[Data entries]

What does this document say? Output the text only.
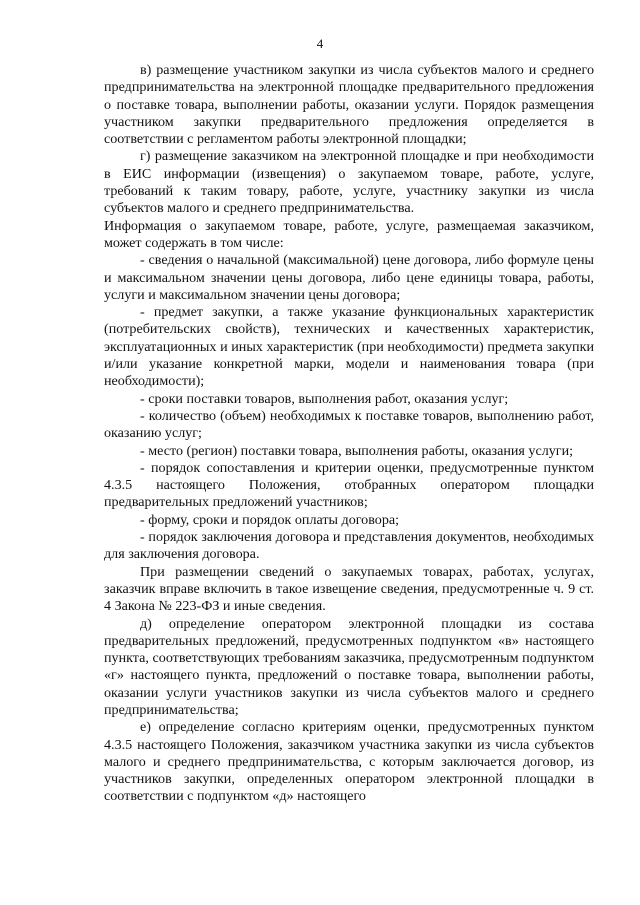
4

в) размещение участником закупки из числа субъектов малого и среднего предпринимательства на электронной площадке предварительного предложения о поставке товара, выполнении работы, оказании услуги. Порядок размещения участником закупки предварительного предложения определяется в соответствии с регламентом работы электронной площадки;

г) размещение заказчиком на электронной площадке и при необходимости в ЕИС информации (извещения) о закупаемом товаре, работе, услуге, требований к таким товару, работе, услуге, участнику закупки из числа субъектов малого и среднего предпринимательства.

Информация о закупаемом товаре, работе, услуге, размещаемая заказчиком, может содержать в том числе:

- сведения о начальной (максимальной) цене договора, либо формуле цены и максимальном значении цены договора, либо цене единицы товара, работы, услуги и максимальном значении цены договора;

- предмет закупки, а также указание функциональных характеристик (потребительских свойств), технических и качественных характеристик, эксплуатационных и иных характеристик (при необходимости) предмета закупки и/или указание конкретной марки, модели и наименования товара (при необходимости);

- сроки поставки товаров, выполнения работ, оказания услуг;

- количество (объем) необходимых к поставке товаров, выполнению работ, оказанию услуг;

- место (регион) поставки товара, выполнения работы, оказания услуги;

- порядок сопоставления и критерии оценки, предусмотренные пунктом 4.3.5 настоящего Положения, отобранных оператором площадки предварительных предложений участников;

- форму, сроки и порядок оплаты договора;

- порядок заключения договора и представления документов, необходимых для заключения договора.

При размещении сведений о закупаемых товарах, работах, услугах, заказчик вправе включить в такое извещение сведения, предусмотренные ч. 9 ст. 4 Закона № 223-ФЗ и иные сведения.

д) определение оператором электронной площадки из состава предварительных предложений, предусмотренных подпунктом «в» настоящего пункта, соответствующих требованиям заказчика, предусмотренным подпунктом «г» настоящего пункта, предложений о поставке товара, выполнении работы, оказании услуги участников закупки из числа субъектов малого и среднего предпринимательства;

е) определение согласно критериям оценки, предусмотренных пунктом 4.3.5 настоящего Положения, заказчиком участника закупки из числа субъектов малого и среднего предпринимательства, с которым заключается договор, из участников закупки, определенных оператором электронной площадки в соответствии с подпунктом «д» настоящего
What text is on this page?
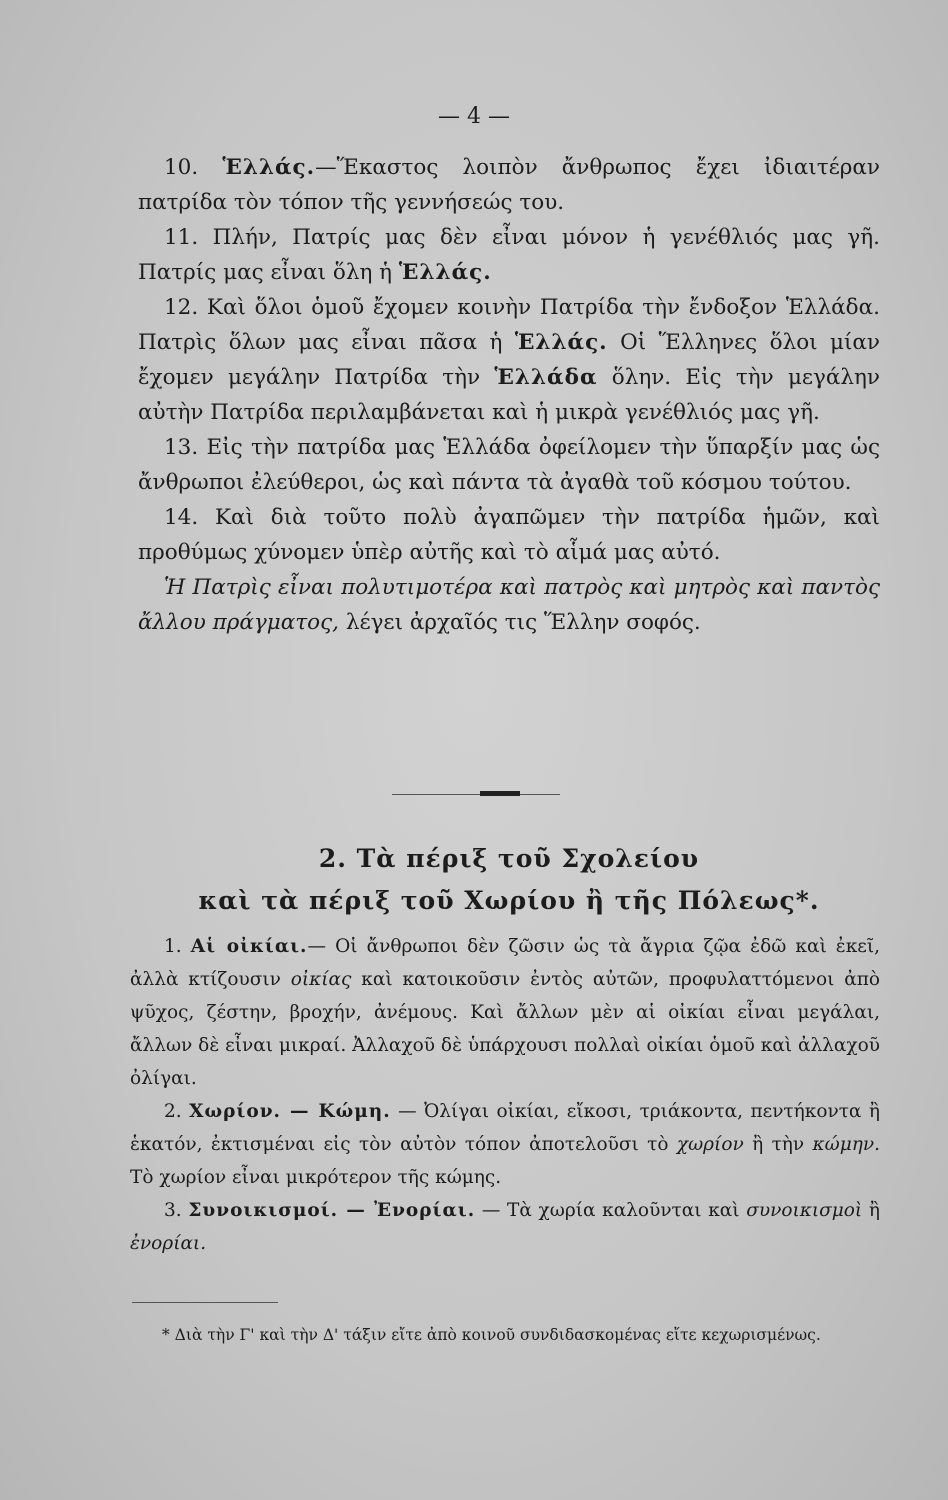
— 4 —

10. Ἑλλάς.—Ἕκαστος λοιπὸν ἄνθρωπος ἔχει ἰδιαιτέραν πατρίδα τὸν τόπον τῆς γεννήσεώς του.

11. Πλήν, Πατρίς μας δὲν εἶναι μόνον ἡ γενέθλιός μας γῆ. Πατρίς μας εἶναι ὅλη ἡ Ἑλλάς.

12. Καὶ ὅλοι ὁμοῦ ἔχομεν κοινὴν Πατρίδα τὴν ἔνδοξον Ἑλλάδα. Πατρὶς ὅλων μας εἶναι πᾶσα ἡ Ἑλλάς. Οἱ Ἕλληνες ὅλοι μίαν ἔχομεν μεγάλην Πατρίδα τὴν Ἑλλάδα ὅλην. Εἰς τὴν μεγάλην αὐτὴν Πατρίδα περιλαμβάνεται καὶ ἡ μικρὰ γενέθλιός μας γῆ.

13. Εἰς τὴν πατρίδα μας Ἑλλάδα ὀφείλομεν τὴν ὕπαρξίν μας ὡς ἄνθρωποι ἐλεύθεροι, ὡς καὶ πάντα τὰ ἀγαθὰ τοῦ κόσμου τούτου.

14. Καὶ διὰ τοῦτο πολὺ ἀγαπῶμεν τὴν πατρίδα ἡμῶν, καὶ προθύμως χύνομεν ὑπὲρ αὐτῆς καὶ τὸ αἷμά μας αὐτό.

Ἡ Πατρὶς εἶναι πολυτιμοτέρα καὶ πατρὸς καὶ μητρὸς καὶ παντὸς ἄλλου πράγματος, λέγει ἀρχαῖός τις Ἕλλην σοφός.

2. Τὰ πέριξ τοῦ Σχολείου
καὶ τὰ πέριξ τοῦ Χωρίου ἢ τῆς Πόλεως*.

1. Αἱ οἰκίαι.— Οἱ ἄνθρωποι δὲν ζῶσιν ὡς τὰ ἄγρια ζῷα ἐδῶ καὶ ἐκεῖ, ἀλλὰ κτίζουσιν οἰκίας καὶ κατοικοῦσιν ἐντὸς αὐτῶν, προφυλαττόμενοι ἀπὸ ψῦχος, ζέστην, βροχήν, ἀνέμους. Καὶ ἄλλων μὲν αἱ οἰκίαι εἶναι μεγάλαι, ἄλλων δὲ εἶναι μικραί. Ἀλλαχοῦ δὲ ὑπάρχουσι πολλαὶ οἰκίαι ὁμοῦ καὶ ἀλλαχοῦ ὀλίγαι.

2. Χωρίον. — Κώμη. — Ὀλίγαι οἰκίαι, εἴκοσι, τριάκοντα, πεντήκοντα ἢ ἑκατόν, ἐκτισμέναι εἰς τὸν αὐτὸν τόπον ἀποτελοῦσι τὸ χωρίον ἢ τὴν κώμην. Τὸ χωρίον εἶναι μικρότερον τῆς κώμης.

3. Συνοικισμοί. — Ἐνορίαι. — Τὰ χωρία καλοῦνται καὶ συνοικισμοὶ ἢ ἐνορίαι.

* Διὰ τὴν Γ' καὶ τὴν Δ' τάξιν εἴτε ἀπὸ κοινοῦ συνδιδασκομένας εἴτε κεχωρισμένως.
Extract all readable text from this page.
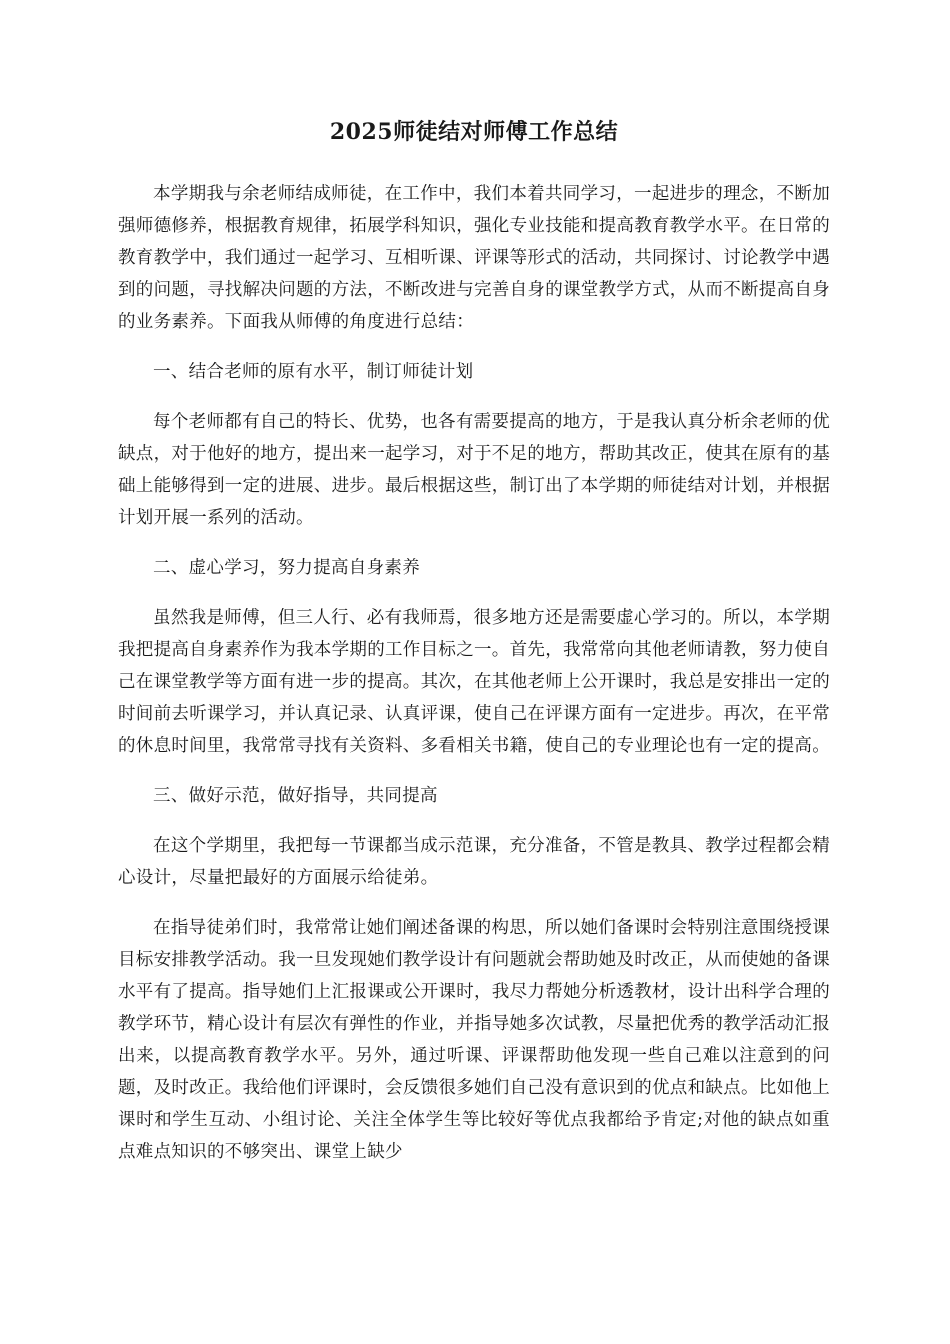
2025师徒结对师傅工作总结

本学期我与余老师结成师徒，在工作中，我们本着共同学习，一起进步的理念，不断加强师德修养，根据教育规律，拓展学科知识，强化专业技能和提高教育教学水平。在日常的教育教学中，我们通过一起学习、互相听课、评课等形式的活动，共同探讨、讨论教学中遇到的问题，寻找解决问题的方法，不断改进与完善自身的课堂教学方式，从而不断提高自身的业务素养。下面我从师傅的角度进行总结：

一、结合老师的原有水平，制订师徒计划

每个老师都有自己的特长、优势，也各有需要提高的地方，于是我认真分析余老师的优缺点，对于他好的地方，提出来一起学习，对于不足的地方，帮助其改正，使其在原有的基础上能够得到一定的进展、进步。最后根据这些，制订出了本学期的师徒结对计划，并根据计划开展一系列的活动。

二、虚心学习，努力提高自身素养

虽然我是师傅，但三人行、必有我师焉，很多地方还是需要虚心学习的。所以，本学期我把提高自身素养作为我本学期的工作目标之一。首先，我常常向其他老师请教，努力使自己在课堂教学等方面有进一步的提高。其次，在其他老师上公开课时，我总是安排出一定的时间前去听课学习，并认真记录、认真评课，使自己在评课方面有一定进步。再次，在平常的休息时间里，我常常寻找有关资料、多看相关书籍，使自己的专业理论也有一定的提高。

三、做好示范，做好指导，共同提高

在这个学期里，我把每一节课都当成示范课，充分准备，不管是教具、教学过程都会精心设计，尽量把最好的方面展示给徒弟。

在指导徒弟们时，我常常让她们阐述备课的构思，所以她们备课时会特别注意围绕授课目标安排教学活动。我一旦发现她们教学设计有问题就会帮助她及时改正，从而使她的备课水平有了提高。指导她们上汇报课或公开课时，我尽力帮她分析透教材，设计出科学合理的教学环节，精心设计有层次有弹性的作业，并指导她多次试教，尽量把优秀的教学活动汇报出来，以提高教育教学水平。另外，通过听课、评课帮助他发现一些自己难以注意到的问题，及时改正。我给他们评课时，会反馈很多她们自己没有意识到的优点和缺点。比如他上课时和学生互动、小组讨论、关注全体学生等比较好等优点我都给予肯定;对他的缺点如重点难点知识的不够突出、课堂上缺少
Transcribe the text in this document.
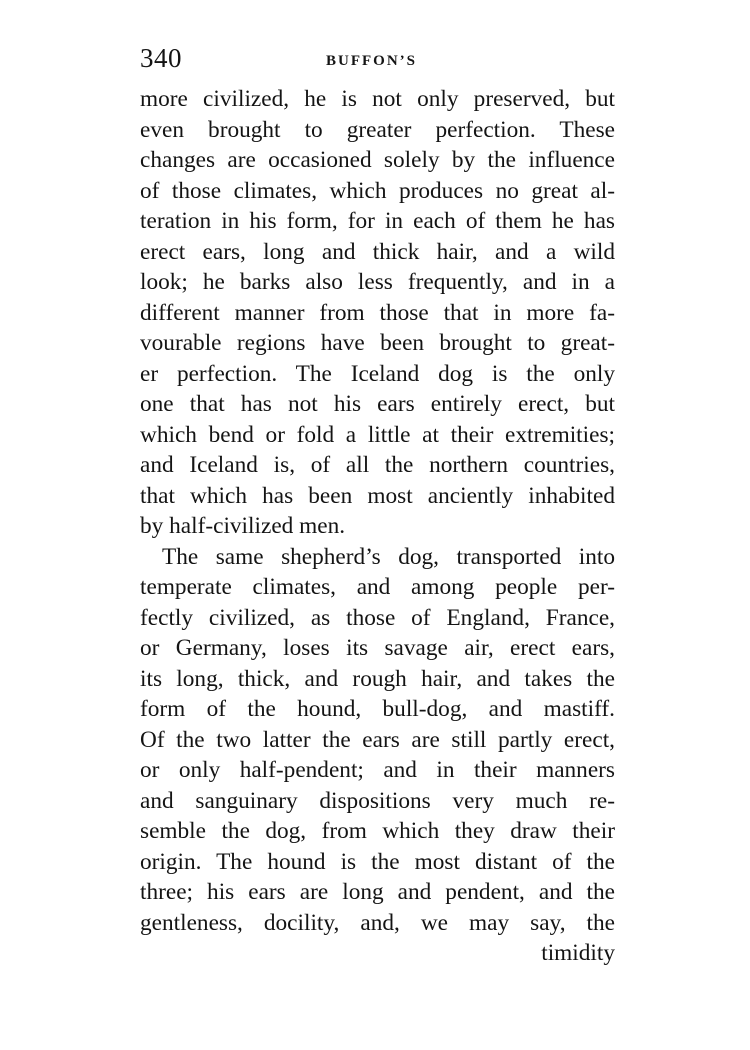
340	BUFFON’S
more civilized, he is not only preserved, but
even brought to greater perfection. These
changes are occasioned solely by the influence
of those climates, which produces no great al-
teration in his form, for in each of them he has
erect ears, long and thick hair, and a wild
look; he barks also less frequently, and in a
different manner from those that in more fa-
vourable regions have been brought to great-
er perfection. The Iceland dog is the only
one that has not his ears entirely erect, but
which bend or fold a little at their extremities;
and Iceland is, of all the northern countries,
that which has been most anciently inhabited
by half-civilized men.
The same shepherd’s dog, transported into
temperate climates, and among people per-
fectly civilized, as those of England, France,
or Germany, loses its savage air, erect ears,
its long, thick, and rough hair, and takes the
form of the hound, bull-dog, and mastiff.
Of the two latter the ears are still partly erect,
or only half-pendent; and in their manners
and sanguinary dispositions very much re-
semble the dog, from which they draw their
origin. The hound is the most distant of the
three; his ears are long and pendent, and the
gentleness, docility, and, we may say, the
timidity
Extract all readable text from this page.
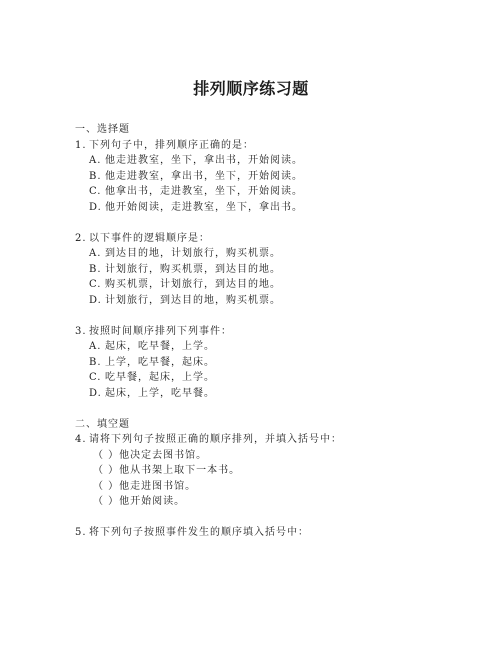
排列顺序练习题
一、选择题
1. 下列句子中，排列顺序正确的是：
A. 他走进教室，坐下，拿出书，开始阅读。
B. 他走进教室，拿出书，坐下，开始阅读。
C. 他拿出书，走进教室，坐下，开始阅读。
D. 他开始阅读，走进教室，坐下，拿出书。
2. 以下事件的逻辑顺序是：
A. 到达目的地，计划旅行，购买机票。
B. 计划旅行，购买机票，到达目的地。
C. 购买机票，计划旅行，到达目的地。
D. 计划旅行，到达目的地，购买机票。
3. 按照时间顺序排列下列事件：
A. 起床，吃早餐，上学。
B. 上学，吃早餐，起床。
C. 吃早餐，起床，上学。
D. 起床，上学，吃早餐。
二、填空题
4. 请将下列句子按照正确的顺序排列，并填入括号中：
（ ）他决定去图书馆。
（ ）他从书架上取下一本书。
（ ）他走进图书馆。
（ ）他开始阅读。
5. 将下列句子按照事件发生的顺序填入括号中：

Written exercise :: Show the lines of the data that hold the word "Ἑλλάς".

Result ::
10. Ἑλλάς.—Ἕκαστος λοιπὸν ἄνθρωπος ἔχει ἰδιαιτέραν πατρίδα τὸν τόπον τῆς γεννήσεώς του.
11. Πλήν, Πατρίς μας δὲν εἶναι μόνον ἡ γενέθλιός μας γῆ. Πατρίς μας εἶναι ὅλη ἡ Ἑλλάς.
12. Καὶ ὅλοι ὁμοῦ ἔχομεν κοινὴν Πατρίδα τὴν ἔνδοξον Ἑλλάδα. Πατρὶς ὅλων μας εἶναι πᾶσα ἡ Ἑλλάς. Οἱ Ἕλληνες ὅλοι μίαν ἔχομεν μεγάλην Πατρίδα τὴν Ἑλλάδα ὅλην. Εἰς τὴν μεγάλην αὐτὴν Πατρίδα περιλαμβάνεται καὶ ἡ μικρὰ γενέθλιός μας γῆ.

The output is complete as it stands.